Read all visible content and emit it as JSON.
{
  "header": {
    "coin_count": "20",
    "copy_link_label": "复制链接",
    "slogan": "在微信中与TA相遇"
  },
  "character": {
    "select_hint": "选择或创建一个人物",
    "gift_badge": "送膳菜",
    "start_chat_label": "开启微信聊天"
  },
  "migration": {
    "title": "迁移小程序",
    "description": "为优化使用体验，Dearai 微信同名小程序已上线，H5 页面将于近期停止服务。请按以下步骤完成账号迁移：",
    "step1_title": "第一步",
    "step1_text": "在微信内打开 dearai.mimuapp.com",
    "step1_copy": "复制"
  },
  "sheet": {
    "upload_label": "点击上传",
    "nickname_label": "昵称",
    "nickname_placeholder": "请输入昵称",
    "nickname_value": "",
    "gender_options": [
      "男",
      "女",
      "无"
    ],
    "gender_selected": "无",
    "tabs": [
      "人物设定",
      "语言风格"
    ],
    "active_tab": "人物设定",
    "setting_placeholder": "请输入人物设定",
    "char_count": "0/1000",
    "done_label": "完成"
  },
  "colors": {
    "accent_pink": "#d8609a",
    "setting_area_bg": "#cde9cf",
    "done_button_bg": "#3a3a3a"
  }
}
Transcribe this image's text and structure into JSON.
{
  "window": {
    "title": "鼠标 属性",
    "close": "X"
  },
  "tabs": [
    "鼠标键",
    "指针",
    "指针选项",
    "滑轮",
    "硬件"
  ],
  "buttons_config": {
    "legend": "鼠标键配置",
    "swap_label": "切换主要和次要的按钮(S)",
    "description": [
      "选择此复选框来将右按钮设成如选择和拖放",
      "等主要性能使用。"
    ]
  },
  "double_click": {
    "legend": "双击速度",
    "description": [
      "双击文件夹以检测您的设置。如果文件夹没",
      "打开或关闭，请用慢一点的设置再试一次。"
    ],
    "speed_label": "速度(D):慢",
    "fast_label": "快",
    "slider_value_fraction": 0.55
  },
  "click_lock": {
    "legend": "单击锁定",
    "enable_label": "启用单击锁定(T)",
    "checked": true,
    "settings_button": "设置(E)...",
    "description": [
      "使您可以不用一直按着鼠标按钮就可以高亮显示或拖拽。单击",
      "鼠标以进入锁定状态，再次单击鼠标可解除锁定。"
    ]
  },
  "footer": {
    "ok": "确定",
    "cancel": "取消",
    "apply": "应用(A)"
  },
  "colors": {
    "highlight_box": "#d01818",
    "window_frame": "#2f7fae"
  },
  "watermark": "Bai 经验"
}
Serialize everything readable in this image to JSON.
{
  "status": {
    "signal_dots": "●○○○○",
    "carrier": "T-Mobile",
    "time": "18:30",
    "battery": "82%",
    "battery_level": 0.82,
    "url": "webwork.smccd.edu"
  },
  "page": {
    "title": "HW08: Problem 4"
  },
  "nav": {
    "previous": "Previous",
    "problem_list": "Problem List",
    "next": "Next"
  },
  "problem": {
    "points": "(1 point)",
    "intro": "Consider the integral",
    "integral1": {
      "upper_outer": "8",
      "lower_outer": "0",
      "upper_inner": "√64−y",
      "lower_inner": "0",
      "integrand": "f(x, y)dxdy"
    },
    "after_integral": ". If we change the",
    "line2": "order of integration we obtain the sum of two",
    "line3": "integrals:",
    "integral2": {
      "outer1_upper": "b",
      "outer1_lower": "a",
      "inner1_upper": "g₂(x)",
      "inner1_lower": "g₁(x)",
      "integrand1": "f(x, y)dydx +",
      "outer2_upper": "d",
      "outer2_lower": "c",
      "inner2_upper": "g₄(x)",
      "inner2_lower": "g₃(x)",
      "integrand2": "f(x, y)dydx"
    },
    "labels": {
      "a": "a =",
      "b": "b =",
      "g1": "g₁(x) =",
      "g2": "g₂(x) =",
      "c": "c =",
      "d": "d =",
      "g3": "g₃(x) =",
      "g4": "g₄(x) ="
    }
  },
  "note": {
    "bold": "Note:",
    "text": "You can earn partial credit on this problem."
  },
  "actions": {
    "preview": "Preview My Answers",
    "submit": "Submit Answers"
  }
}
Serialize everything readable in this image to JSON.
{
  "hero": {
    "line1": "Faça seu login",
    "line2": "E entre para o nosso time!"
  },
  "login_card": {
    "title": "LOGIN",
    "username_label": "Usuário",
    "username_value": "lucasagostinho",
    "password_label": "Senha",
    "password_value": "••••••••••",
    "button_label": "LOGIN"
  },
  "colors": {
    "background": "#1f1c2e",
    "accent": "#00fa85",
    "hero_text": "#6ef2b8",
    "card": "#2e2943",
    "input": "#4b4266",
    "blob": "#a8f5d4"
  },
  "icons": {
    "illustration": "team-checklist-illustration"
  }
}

· · · · ·

Instructions to follow — Nothing should be changed: write out all of the data as is.

Correct result —
Read all visible content and emit it as JSON.
{
  "header": {
    "coin_count": "20",
    "copy_link_label": "复制链接",
    "slogan": "在微信中与TA相遇"
  },
  "character": {
    "select_hint": "选择或创建一个人物",
    "gift_badge": "送膳菜",
    "start_chat_label": "开启微信聊天"
  },
  "migration": {
    "title": "迁移小程序",
    "description": "为优化使用体验，Dearai 微信同名小程序已上线，H5 页面将于近期停止服务。请按以下步骤完成账号迁移：",
    "step1_title": "第一步",
    "step1_text": "在微信内打开 dearai.mimuapp.com",
    "step1_copy": "复制"
  },
  "sheet": {
    "upload_label": "点击上传",
    "nickname_label": "昵称",
    "nickname_placeholder": "请输入昵称",
    "nickname_value": "",
    "gender_options": [
      "男",
      "女",
      "无"
    ],
    "gender_selected": "无",
    "tabs": [
      "人物设定",
      "语言风格"
    ],
    "active_tab": "人物设定",
    "setting_placeholder": "请输入人物设定",
    "char_count": "0/1000",
    "done_label": "完成"
  },
  "colors": {
    "accent_pink": "#d8609a",
    "setting_area_bg": "#cde9cf",
    "done_button_bg": "#3a3a3a"
  }
}
Transcribe this image's text and structure into JSON.
{
  "window": {
    "title": "鼠标 属性",
    "close": "X"
  },
  "tabs": [
    "鼠标键",
    "指针",
    "指针选项",
    "滑轮",
    "硬件"
  ],
  "buttons_config": {
    "legend": "鼠标键配置",
    "swap_label": "切换主要和次要的按钮(S)",
    "description": [
      "选择此复选框来将右按钮设成如选择和拖放",
      "等主要性能使用。"
    ]
  },
  "double_click": {
    "legend": "双击速度",
    "description": [
      "双击文件夹以检测您的设置。如果文件夹没",
      "打开或关闭，请用慢一点的设置再试一次。"
    ],
    "speed_label": "速度(D):慢",
    "fast_label": "快",
    "slider_value_fraction": 0.55
  },
  "click_lock": {
    "legend": "单击锁定",
    "enable_label": "启用单击锁定(T)",
    "checked": true,
    "settings_button": "设置(E)...",
    "description": [
      "使您可以不用一直按着鼠标按钮就可以高亮显示或拖拽。单击",
      "鼠标以进入锁定状态，再次单击鼠标可解除锁定。"
    ]
  },
  "footer": {
    "ok": "确定",
    "cancel": "取消",
    "apply": "应用(A)"
  },
  "colors": {
    "highlight_box": "#d01818",
    "window_frame": "#2f7fae"
  },
  "watermark": "Bai 经验"
}
Serialize everything readable in this image to JSON.
{
  "status": {
    "signal_dots": "●○○○○",
    "carrier": "T-Mobile",
    "time": "18:30",
    "battery": "82%",
    "battery_level": 0.82,
    "url": "webwork.smccd.edu"
  },
  "page": {
    "title": "HW08: Problem 4"
  },
  "nav": {
    "previous": "Previous",
    "problem_list": "Problem List",
    "next": "Next"
  },
  "problem": {
    "points": "(1 point)",
    "intro": "Consider the integral",
    "integral1": {
      "upper_outer": "8",
      "lower_outer": "0",
      "upper_inner": "√64−y",
      "lower_inner": "0",
      "integrand": "f(x, y)dxdy"
    },
    "after_integral": ". If we change the",
    "line2": "order of integration we obtain the sum of two",
    "line3": "integrals:",
    "integral2": {
      "outer1_upper": "b",
      "outer1_lower": "a",
      "inner1_upper": "g₂(x)",
      "inner1_lower": "g₁(x)",
      "integrand1": "f(x, y)dydx +",
      "outer2_upper": "d",
      "outer2_lower": "c",
      "inner2_upper": "g₄(x)",
      "inner2_lower": "g₃(x)",
      "integrand2": "f(x, y)dydx"
    },
    "labels": {
      "a": "a =",
      "b": "b =",
      "g1": "g₁(x) =",
      "g2": "g₂(x) =",
      "c": "c =",
      "d": "d =",
      "g3": "g₃(x) =",
      "g4": "g₄(x) ="
    }
  },
  "note": {
    "bold": "Note:",
    "text": "You can earn partial credit on this problem."
  },
  "actions": {
    "preview": "Preview My Answers",
    "submit": "Submit Answers"
  }
}
Serialize everything readable in this image to JSON.
{
  "hero": {
    "line1": "Faça seu login",
    "line2": "E entre para o nosso time!"
  },
  "login_card": {
    "title": "LOGIN",
    "username_label": "Usuário",
    "username_value": "lucasagostinho",
    "password_label": "Senha",
    "password_value": "••••••••••",
    "button_label": "LOGIN"
  },
  "colors": {
    "background": "#1f1c2e",
    "accent": "#00fa85",
    "hero_text": "#6ef2b8",
    "card": "#2e2943",
    "input": "#4b4266",
    "blob": "#a8f5d4"
  },
  "icons": {
    "illustration": "team-checklist-illustration"
  }
}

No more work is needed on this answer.